-- INFORMATION SUPPLIED start --

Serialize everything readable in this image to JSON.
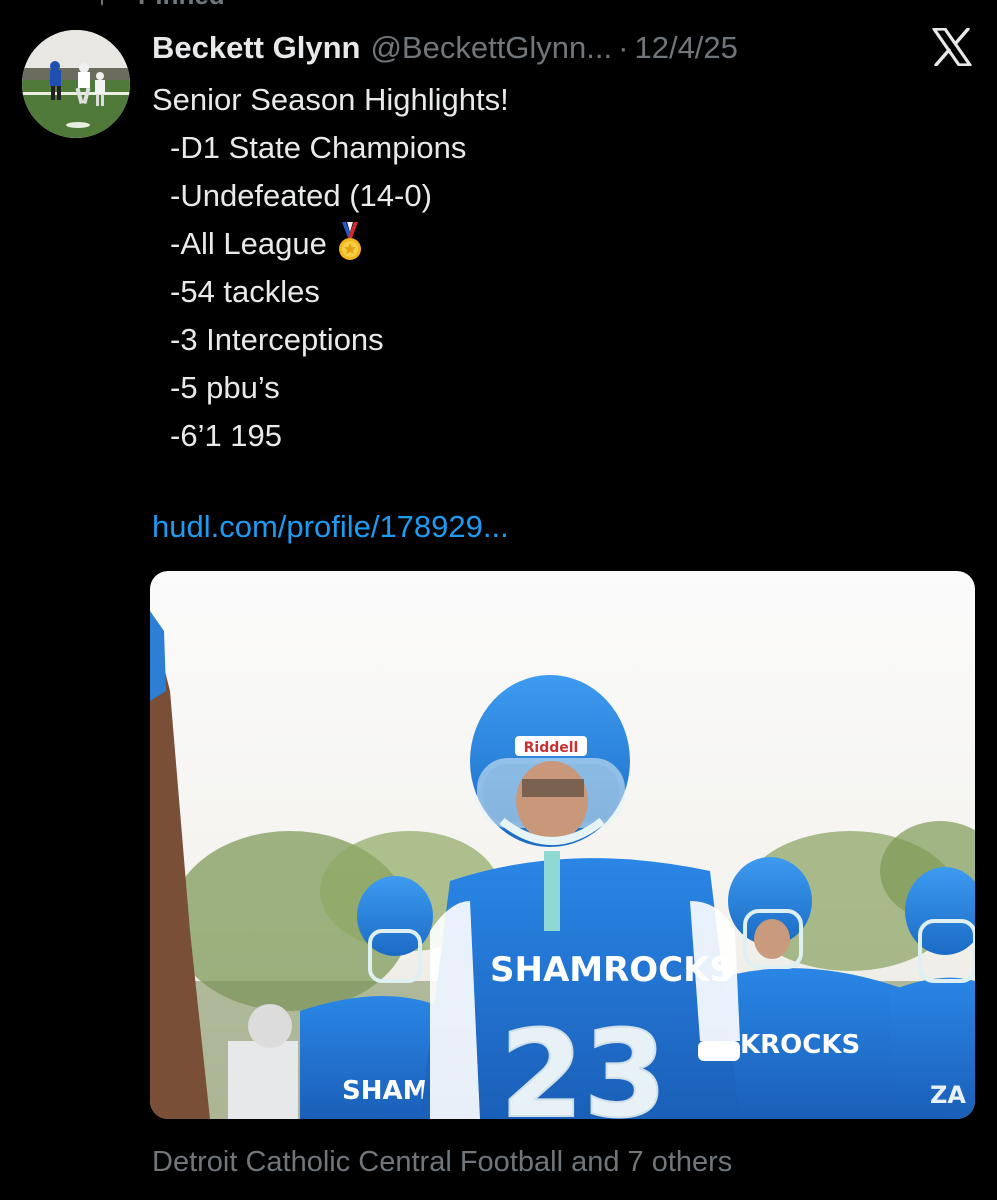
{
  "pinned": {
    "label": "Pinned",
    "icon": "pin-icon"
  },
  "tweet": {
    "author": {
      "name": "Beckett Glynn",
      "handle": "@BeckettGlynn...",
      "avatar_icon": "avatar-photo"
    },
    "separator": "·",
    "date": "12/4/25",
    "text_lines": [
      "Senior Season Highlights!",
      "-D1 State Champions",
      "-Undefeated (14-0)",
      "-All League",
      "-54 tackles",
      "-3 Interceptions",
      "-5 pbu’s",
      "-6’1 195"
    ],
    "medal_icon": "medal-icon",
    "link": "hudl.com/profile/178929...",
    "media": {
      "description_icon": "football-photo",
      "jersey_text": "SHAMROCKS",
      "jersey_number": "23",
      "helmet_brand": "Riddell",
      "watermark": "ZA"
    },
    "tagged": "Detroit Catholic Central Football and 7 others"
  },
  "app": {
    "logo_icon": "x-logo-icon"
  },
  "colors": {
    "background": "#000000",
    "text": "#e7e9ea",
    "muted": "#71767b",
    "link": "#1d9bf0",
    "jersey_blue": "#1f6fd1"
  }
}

-- INFORMATION SUPPLIED end --

WHAT YOU HAVE TO DO: Of the lines in the entries, how many include the word "photo"? State only the number.

SOLUTION TO THIS TASK: 2